● What you will do
Select each line where the word "title" appears.

● Information supplied
((

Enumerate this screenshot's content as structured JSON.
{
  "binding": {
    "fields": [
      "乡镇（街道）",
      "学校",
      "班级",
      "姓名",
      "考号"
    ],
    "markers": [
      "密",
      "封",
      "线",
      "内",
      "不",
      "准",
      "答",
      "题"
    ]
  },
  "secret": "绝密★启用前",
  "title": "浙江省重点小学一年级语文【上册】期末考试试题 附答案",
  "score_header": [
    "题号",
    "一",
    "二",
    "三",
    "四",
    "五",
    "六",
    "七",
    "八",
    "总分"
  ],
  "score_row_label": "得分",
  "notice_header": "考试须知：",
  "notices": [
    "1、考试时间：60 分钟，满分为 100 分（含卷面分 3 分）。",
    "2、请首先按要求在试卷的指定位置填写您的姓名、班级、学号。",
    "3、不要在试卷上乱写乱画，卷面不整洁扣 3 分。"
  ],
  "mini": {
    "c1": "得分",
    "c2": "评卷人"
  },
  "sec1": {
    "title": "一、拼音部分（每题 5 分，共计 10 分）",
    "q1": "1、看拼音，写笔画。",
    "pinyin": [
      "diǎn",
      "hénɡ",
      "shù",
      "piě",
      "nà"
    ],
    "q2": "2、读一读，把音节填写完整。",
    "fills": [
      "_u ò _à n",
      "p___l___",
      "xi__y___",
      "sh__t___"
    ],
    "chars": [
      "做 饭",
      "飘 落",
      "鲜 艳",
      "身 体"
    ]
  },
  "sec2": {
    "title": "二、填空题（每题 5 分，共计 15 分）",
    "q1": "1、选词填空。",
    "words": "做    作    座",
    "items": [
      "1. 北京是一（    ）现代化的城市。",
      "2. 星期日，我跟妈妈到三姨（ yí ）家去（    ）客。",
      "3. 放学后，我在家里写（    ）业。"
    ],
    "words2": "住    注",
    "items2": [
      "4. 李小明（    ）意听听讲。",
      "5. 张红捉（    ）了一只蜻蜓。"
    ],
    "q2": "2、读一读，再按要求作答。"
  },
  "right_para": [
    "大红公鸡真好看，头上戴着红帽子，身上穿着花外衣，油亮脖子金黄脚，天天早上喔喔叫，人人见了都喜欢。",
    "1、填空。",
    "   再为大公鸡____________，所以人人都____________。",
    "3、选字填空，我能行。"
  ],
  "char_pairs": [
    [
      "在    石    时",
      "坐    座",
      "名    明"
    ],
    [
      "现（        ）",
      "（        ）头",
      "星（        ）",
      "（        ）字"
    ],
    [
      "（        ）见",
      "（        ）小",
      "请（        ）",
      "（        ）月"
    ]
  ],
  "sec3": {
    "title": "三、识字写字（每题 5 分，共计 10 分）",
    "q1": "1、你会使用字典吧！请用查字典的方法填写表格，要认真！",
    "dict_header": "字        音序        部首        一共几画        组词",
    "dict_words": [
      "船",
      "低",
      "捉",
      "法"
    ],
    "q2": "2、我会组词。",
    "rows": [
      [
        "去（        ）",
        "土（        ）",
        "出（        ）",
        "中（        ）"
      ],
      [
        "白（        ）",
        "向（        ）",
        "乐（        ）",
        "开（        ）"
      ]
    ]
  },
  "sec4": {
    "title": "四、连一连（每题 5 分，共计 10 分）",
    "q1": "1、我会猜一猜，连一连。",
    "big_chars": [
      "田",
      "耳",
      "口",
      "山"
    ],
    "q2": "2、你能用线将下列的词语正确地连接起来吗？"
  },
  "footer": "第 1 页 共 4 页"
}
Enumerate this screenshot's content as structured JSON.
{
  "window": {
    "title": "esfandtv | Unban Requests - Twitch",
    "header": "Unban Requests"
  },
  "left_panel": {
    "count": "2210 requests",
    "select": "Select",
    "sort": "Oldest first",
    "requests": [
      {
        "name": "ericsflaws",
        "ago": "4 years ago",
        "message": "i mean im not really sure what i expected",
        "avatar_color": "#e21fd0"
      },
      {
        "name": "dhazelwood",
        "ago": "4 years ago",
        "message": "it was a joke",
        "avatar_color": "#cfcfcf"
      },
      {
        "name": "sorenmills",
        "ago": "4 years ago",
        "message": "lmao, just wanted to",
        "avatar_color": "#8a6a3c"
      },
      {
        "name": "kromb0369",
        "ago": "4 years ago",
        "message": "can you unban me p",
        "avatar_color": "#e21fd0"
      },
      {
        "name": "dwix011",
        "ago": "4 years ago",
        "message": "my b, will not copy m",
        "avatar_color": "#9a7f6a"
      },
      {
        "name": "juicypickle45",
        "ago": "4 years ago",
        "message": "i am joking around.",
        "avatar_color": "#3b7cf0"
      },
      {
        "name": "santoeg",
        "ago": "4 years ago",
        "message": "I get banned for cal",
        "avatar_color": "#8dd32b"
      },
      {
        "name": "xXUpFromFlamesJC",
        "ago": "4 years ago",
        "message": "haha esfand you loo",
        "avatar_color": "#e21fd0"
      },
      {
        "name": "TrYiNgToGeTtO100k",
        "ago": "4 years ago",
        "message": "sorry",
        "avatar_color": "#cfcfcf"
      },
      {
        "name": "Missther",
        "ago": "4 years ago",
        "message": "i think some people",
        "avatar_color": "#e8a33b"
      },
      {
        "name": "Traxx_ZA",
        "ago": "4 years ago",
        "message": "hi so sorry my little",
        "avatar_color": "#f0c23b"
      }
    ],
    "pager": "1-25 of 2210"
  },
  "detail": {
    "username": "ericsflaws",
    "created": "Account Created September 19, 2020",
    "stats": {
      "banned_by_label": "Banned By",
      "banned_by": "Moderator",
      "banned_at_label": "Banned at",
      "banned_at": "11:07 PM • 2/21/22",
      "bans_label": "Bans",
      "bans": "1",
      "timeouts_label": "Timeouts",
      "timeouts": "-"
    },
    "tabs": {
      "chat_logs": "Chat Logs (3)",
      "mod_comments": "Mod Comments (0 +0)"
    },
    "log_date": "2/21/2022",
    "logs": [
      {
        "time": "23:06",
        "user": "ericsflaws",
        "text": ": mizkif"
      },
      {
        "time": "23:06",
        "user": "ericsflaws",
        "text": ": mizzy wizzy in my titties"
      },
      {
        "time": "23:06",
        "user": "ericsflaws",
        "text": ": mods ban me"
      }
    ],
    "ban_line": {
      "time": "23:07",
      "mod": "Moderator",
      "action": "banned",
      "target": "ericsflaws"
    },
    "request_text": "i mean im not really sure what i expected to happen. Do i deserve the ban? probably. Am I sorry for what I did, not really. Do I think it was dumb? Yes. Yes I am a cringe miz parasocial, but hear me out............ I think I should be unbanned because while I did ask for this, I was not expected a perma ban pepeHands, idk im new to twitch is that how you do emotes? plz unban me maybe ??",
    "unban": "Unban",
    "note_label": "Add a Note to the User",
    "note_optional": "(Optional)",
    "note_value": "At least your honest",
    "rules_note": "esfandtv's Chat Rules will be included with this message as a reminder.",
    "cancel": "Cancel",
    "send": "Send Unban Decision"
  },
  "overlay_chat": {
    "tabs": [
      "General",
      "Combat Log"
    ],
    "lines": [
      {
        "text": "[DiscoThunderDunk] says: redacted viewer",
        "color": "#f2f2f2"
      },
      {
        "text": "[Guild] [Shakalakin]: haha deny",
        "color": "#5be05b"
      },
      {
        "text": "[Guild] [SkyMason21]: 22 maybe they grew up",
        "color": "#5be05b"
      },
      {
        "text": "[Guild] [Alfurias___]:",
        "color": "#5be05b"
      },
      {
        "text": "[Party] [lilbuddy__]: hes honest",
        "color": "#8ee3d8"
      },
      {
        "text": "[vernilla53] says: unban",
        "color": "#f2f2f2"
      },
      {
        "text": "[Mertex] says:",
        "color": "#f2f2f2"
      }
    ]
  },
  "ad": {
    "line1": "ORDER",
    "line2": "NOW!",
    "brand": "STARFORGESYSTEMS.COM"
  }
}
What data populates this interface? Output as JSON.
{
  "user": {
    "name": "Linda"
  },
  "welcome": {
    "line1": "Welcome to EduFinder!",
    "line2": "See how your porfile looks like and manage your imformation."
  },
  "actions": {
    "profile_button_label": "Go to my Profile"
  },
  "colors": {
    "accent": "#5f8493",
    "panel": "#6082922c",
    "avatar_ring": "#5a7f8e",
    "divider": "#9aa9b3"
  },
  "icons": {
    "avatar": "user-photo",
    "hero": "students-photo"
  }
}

))

● Response below
  "title": "浙江省重点小学一年级语文【上册】期末考试试题 附答案",
    "title": "一、拼音部分（每题 5 分，共计 10 分）",
    "title": "二、填空题（每题 5 分，共计 15 分）",
    "title": "三、识字写字（每题 5 分，共计 10 分）",
    "title": "四、连一连（每题 5 分，共计 10 分）",
    "title": "esfandtv | Unban Requests - Twitch",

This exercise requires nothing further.